**Objective**: Set down the material once more, exactly as it appears.

┌────────

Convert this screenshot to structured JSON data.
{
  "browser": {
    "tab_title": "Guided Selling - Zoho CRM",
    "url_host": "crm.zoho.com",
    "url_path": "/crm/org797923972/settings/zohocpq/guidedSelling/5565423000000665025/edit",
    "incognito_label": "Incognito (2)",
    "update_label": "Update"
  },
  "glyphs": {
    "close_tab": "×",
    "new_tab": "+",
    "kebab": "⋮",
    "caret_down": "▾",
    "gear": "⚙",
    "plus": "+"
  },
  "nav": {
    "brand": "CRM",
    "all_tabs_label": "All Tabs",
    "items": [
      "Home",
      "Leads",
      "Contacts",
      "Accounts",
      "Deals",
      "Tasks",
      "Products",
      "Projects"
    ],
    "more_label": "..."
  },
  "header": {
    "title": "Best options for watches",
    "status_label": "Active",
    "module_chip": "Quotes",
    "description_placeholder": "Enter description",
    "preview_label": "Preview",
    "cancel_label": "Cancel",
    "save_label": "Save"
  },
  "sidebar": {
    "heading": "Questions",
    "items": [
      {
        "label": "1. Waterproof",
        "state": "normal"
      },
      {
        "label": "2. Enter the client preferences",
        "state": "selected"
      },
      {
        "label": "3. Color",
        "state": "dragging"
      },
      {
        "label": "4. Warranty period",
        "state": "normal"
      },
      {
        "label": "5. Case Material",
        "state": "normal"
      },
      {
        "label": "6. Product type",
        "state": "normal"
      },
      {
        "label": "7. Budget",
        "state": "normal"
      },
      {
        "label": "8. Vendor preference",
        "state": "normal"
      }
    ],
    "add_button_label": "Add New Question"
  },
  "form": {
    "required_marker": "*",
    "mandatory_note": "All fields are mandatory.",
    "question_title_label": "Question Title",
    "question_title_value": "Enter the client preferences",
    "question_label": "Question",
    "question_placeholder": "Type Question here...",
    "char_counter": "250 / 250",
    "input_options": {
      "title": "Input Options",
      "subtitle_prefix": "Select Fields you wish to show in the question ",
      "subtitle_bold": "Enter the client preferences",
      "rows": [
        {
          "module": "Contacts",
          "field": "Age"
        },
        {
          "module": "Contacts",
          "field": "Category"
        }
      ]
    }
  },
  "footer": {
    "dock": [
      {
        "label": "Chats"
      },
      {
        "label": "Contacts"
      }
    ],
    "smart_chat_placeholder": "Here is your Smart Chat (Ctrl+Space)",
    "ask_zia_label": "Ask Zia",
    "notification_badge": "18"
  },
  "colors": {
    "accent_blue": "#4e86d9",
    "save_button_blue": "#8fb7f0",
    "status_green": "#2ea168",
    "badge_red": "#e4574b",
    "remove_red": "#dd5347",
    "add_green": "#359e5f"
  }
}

└────────

**Solution**:
Convert this screenshot to structured JSON data.
{
  "browser": {
    "tab_title": "Guided Selling - Zoho CRM",
    "url_host": "crm.zoho.com",
    "url_path": "/crm/org797923972/settings/zohocpq/guidedSelling/5565423000000665025/edit",
    "incognito_label": "Incognito (2)",
    "update_label": "Update"
  },
  "glyphs": {
    "close_tab": "×",
    "new_tab": "+",
    "kebab": "⋮",
    "caret_down": "▾",
    "gear": "⚙",
    "plus": "+"
  },
  "nav": {
    "brand": "CRM",
    "all_tabs_label": "All Tabs",
    "items": [
      "Home",
      "Leads",
      "Contacts",
      "Accounts",
      "Deals",
      "Tasks",
      "Products",
      "Projects"
    ],
    "more_label": "..."
  },
  "header": {
    "title": "Best options for watches",
    "status_label": "Active",
    "module_chip": "Quotes",
    "description_placeholder": "Enter description",
    "preview_label": "Preview",
    "cancel_label": "Cancel",
    "save_label": "Save"
  },
  "sidebar": {
    "heading": "Questions",
    "items": [
      {
        "label": "1. Waterproof",
        "state": "normal"
      },
      {
        "label": "2. Enter the client preferences",
        "state": "selected"
      },
      {
        "label": "3. Color",
        "state": "dragging"
      },
      {
        "label": "4. Warranty period",
        "state": "normal"
      },
      {
        "label": "5. Case Material",
        "state": "normal"
      },
      {
        "label": "6. Product type",
        "state": "normal"
      },
      {
        "label": "7. Budget",
        "state": "normal"
      },
      {
        "label": "8. Vendor preference",
        "state": "normal"
      }
    ],
    "add_button_label": "Add New Question"
  },
  "form": {
    "required_marker": "*",
    "mandatory_note": "All fields are mandatory.",
    "question_title_label": "Question Title",
    "question_title_value": "Enter the client preferences",
    "question_label": "Question",
    "question_placeholder": "Type Question here...",
    "char_counter": "250 / 250",
    "input_options": {
      "title": "Input Options",
      "subtitle_prefix": "Select Fields you wish to show in the question ",
      "subtitle_bold": "Enter the client preferences",
      "rows": [
        {
          "module": "Contacts",
          "field": "Age"
        },
        {
          "module": "Contacts",
          "field": "Category"
        }
      ]
    }
  },
  "footer": {
    "dock": [
      {
        "label": "Chats"
      },
      {
        "label": "Contacts"
      }
    ],
    "smart_chat_placeholder": "Here is your Smart Chat (Ctrl+Space)",
    "ask_zia_label": "Ask Zia",
    "notification_badge": "18"
  },
  "colors": {
    "accent_blue": "#4e86d9",
    "save_button_blue": "#8fb7f0",
    "status_green": "#2ea168",
    "badge_red": "#e4574b",
    "remove_red": "#dd5347",
    "add_green": "#359e5f"
  }
}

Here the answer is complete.